## AIM OF THE TASK
Check every line of the data below for the string "블렌딩한", and copy the ones that hold it.

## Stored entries
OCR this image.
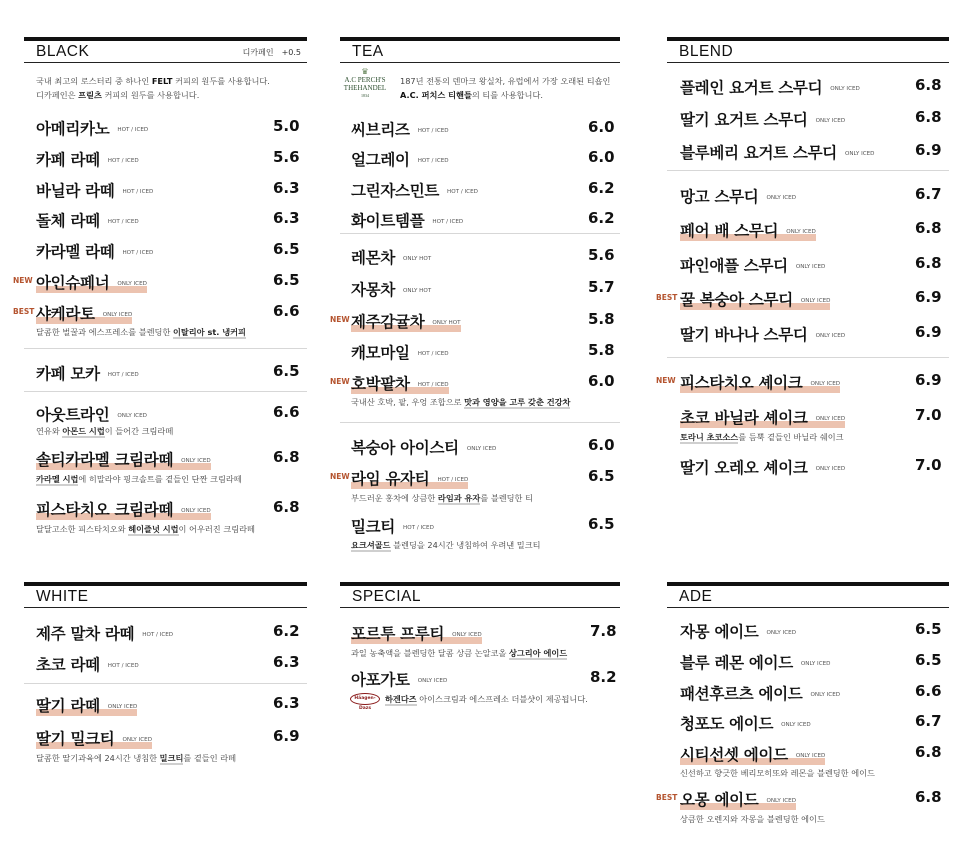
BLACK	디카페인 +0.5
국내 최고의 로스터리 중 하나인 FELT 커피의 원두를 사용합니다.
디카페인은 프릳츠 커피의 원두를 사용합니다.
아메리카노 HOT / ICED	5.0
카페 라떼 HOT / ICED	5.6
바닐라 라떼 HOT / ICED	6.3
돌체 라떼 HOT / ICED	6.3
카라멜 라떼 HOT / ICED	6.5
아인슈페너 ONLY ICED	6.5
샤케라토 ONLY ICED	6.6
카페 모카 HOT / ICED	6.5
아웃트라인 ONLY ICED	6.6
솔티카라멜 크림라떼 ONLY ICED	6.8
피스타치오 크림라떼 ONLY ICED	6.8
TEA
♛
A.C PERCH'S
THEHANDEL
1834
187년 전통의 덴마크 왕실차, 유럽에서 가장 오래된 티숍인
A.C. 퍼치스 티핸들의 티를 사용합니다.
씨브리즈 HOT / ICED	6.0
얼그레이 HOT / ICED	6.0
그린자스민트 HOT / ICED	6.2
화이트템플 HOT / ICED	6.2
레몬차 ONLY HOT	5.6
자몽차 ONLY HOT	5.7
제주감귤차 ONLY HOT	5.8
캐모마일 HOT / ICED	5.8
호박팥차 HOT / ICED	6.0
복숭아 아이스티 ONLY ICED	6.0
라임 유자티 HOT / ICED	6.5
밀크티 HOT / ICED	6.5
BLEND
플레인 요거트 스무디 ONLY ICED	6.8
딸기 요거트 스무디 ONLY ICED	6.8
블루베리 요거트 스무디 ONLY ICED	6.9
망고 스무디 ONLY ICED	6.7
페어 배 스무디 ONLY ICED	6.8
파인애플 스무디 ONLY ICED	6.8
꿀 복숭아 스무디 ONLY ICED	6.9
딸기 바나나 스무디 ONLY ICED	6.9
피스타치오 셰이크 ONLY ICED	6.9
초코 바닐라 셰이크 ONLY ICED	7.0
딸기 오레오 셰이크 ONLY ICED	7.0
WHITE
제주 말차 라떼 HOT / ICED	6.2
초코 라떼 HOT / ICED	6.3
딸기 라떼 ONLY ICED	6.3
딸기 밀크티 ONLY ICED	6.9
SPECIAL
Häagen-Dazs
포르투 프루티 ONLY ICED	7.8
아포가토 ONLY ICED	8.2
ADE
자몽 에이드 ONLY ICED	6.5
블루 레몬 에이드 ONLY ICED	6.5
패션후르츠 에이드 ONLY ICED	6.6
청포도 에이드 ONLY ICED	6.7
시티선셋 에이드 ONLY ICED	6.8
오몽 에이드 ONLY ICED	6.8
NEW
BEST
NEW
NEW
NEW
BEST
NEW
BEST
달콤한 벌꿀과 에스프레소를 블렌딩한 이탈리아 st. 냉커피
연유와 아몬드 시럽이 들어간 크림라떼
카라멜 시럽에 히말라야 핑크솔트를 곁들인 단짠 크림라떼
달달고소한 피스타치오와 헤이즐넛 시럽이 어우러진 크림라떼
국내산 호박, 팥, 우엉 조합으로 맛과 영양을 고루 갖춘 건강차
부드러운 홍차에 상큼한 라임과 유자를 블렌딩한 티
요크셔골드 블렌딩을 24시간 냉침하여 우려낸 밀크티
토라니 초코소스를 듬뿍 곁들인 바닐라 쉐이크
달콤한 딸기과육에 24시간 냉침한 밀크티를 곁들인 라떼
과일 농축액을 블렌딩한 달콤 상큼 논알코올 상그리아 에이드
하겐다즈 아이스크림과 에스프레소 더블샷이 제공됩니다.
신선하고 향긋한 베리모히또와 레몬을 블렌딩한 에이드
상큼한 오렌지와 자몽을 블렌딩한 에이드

--

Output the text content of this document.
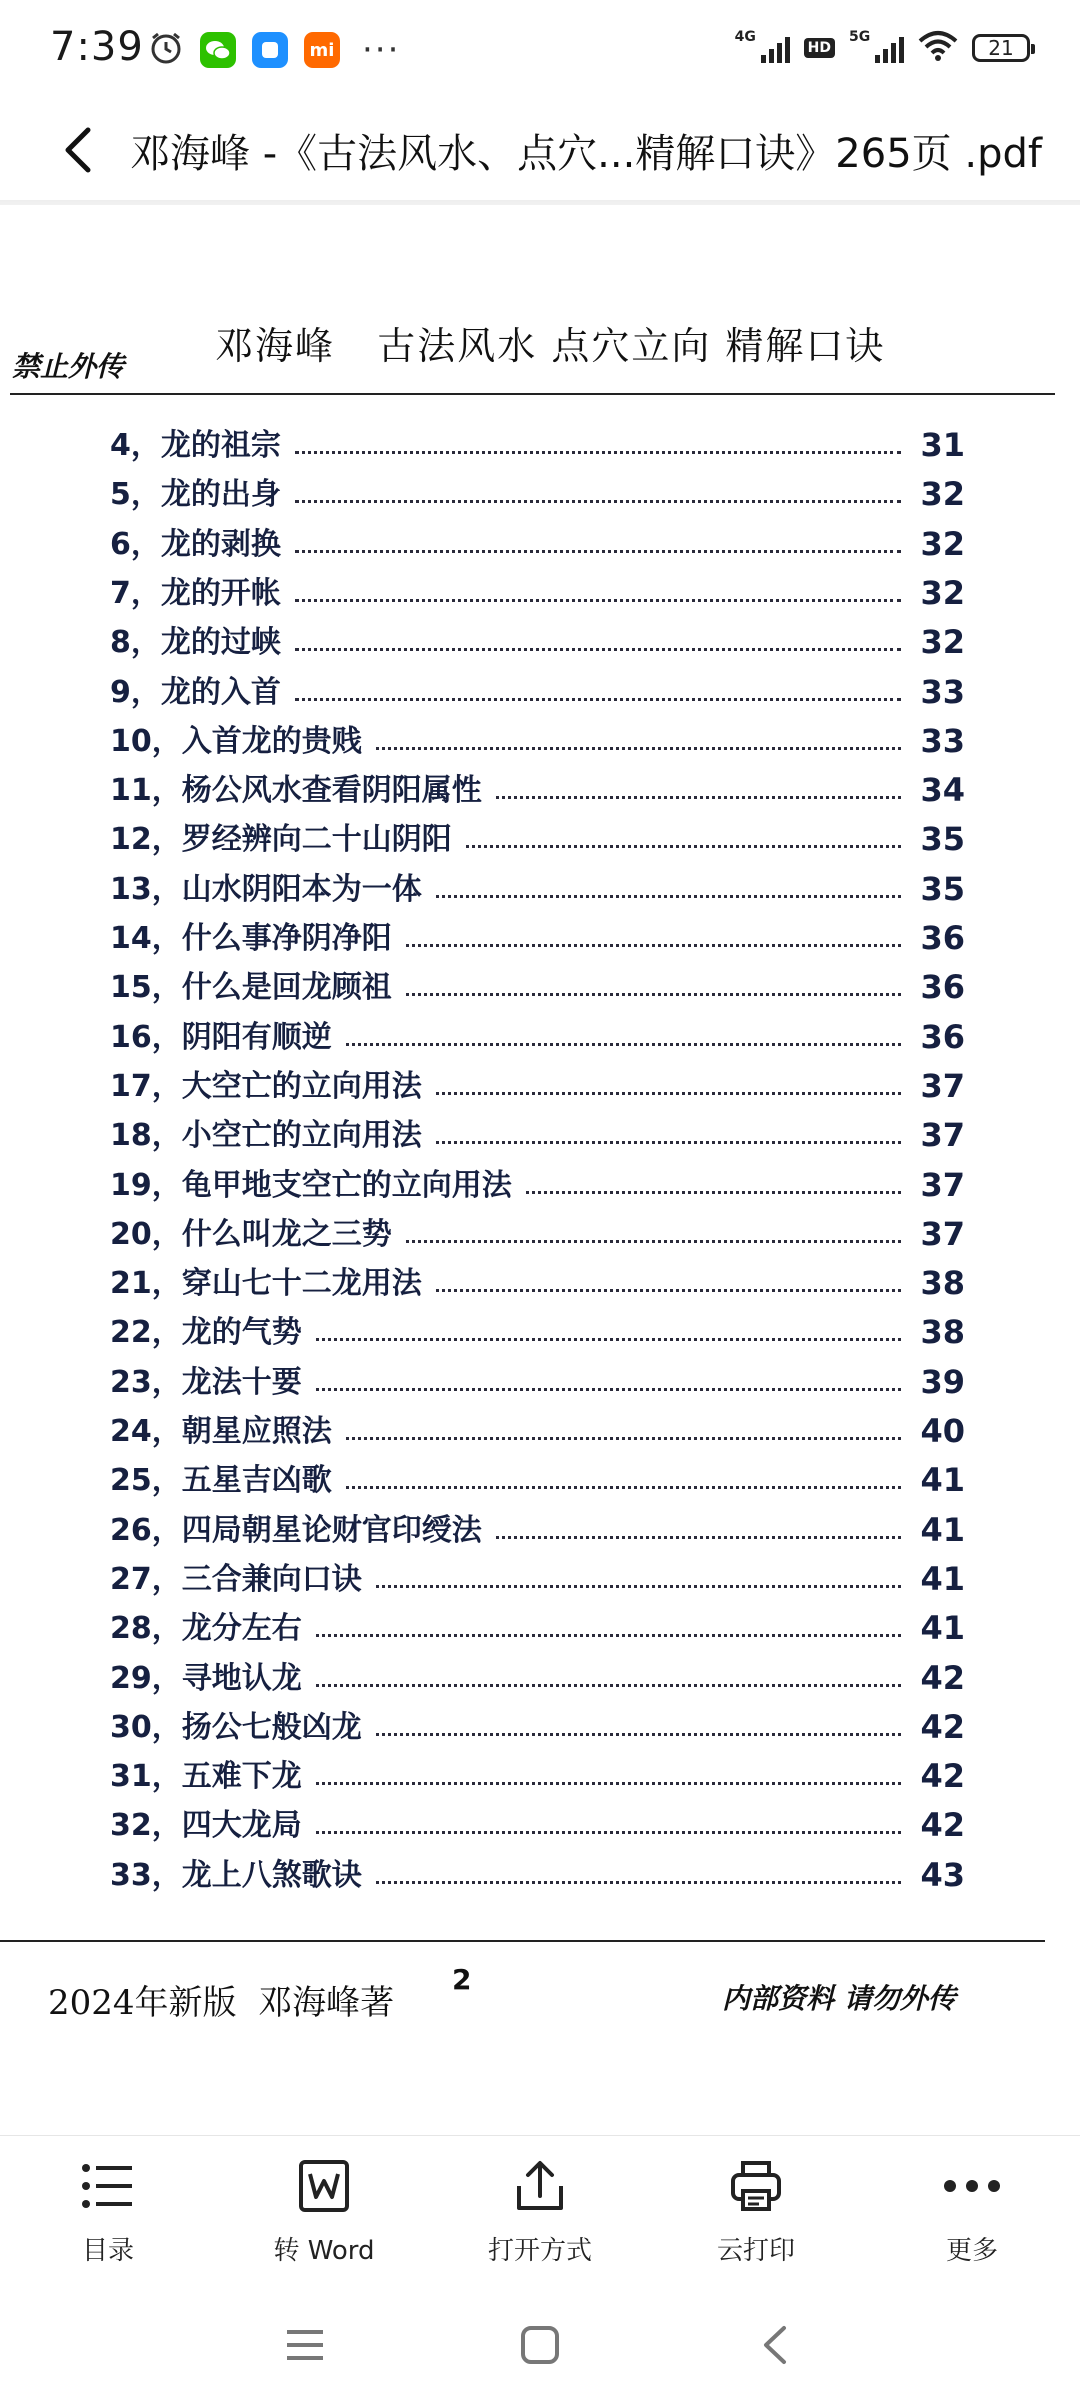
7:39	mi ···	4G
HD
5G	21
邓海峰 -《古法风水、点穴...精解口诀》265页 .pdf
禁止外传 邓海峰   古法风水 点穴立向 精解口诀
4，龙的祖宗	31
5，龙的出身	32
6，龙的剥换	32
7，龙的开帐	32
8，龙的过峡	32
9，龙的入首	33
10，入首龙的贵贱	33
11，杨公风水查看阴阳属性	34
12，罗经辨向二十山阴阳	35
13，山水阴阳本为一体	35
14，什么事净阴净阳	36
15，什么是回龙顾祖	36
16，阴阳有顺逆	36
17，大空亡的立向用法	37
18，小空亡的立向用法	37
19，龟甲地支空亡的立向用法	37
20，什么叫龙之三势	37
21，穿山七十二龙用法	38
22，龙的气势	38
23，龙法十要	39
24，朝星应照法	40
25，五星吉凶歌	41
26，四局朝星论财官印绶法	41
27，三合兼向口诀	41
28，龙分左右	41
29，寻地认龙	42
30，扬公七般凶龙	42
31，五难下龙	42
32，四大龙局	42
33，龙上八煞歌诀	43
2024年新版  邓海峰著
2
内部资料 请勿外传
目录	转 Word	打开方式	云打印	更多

* * *

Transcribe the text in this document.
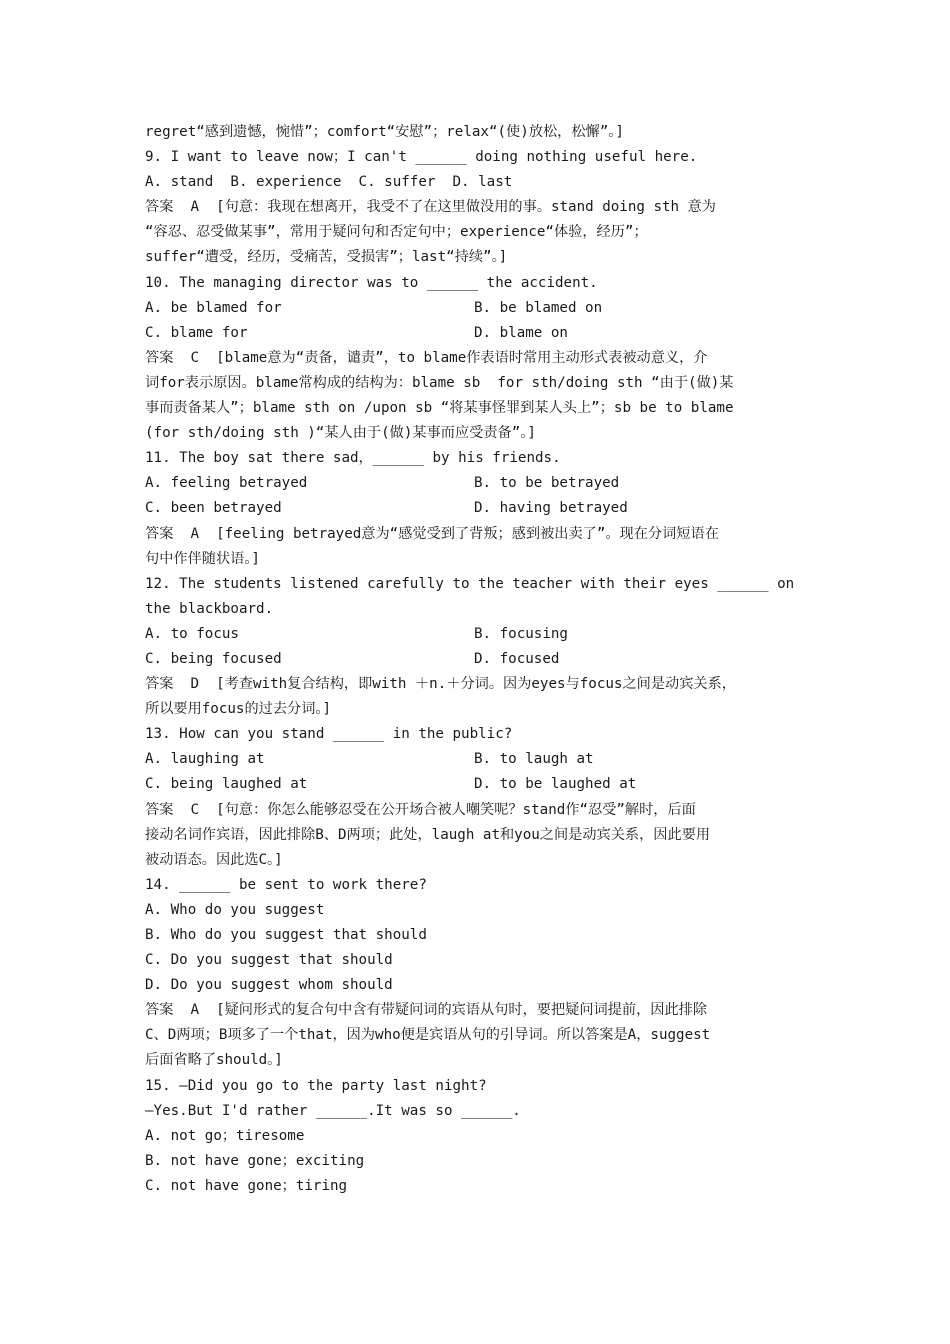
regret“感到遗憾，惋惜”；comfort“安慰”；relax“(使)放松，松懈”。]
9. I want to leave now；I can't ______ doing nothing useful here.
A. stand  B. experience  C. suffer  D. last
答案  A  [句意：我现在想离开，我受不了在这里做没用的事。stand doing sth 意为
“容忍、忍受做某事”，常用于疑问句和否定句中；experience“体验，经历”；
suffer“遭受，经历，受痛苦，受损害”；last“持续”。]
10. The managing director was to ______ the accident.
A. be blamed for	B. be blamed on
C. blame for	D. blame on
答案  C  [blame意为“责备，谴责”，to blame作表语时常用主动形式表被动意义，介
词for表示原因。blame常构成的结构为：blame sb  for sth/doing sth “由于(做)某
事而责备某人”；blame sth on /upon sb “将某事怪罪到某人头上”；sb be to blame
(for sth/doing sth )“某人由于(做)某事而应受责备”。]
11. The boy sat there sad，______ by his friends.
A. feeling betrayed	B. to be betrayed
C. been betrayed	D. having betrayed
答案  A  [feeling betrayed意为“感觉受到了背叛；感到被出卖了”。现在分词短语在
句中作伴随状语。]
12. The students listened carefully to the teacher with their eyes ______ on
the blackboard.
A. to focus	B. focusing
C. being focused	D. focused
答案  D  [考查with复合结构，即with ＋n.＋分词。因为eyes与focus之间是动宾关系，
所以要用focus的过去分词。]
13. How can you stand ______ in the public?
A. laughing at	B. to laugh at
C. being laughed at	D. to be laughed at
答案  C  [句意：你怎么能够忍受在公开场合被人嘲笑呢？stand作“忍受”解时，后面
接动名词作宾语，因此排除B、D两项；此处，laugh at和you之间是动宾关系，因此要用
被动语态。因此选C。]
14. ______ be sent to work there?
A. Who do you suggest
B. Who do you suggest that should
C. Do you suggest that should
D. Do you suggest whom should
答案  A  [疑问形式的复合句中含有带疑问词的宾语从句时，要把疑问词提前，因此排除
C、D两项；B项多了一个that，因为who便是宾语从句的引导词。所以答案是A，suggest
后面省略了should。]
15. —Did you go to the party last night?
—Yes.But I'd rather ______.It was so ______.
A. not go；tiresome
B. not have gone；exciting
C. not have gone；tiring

## RESULT OF THE TASK
달콤한 벌꿀과 에스프레소를 블렌딩한 이탈리아 st. 냉커피
부드러운 홍차에 상큼한 라임과 유자를 블렌딩한 티
과일 농축액을 블렌딩한 달콤 상큼 논알코올 상그리아 에이드
신선하고 향긋한 베리모히또와 레몬을 블렌딩한 에이드
상큼한 오렌지와 자몽을 블렌딩한 에이드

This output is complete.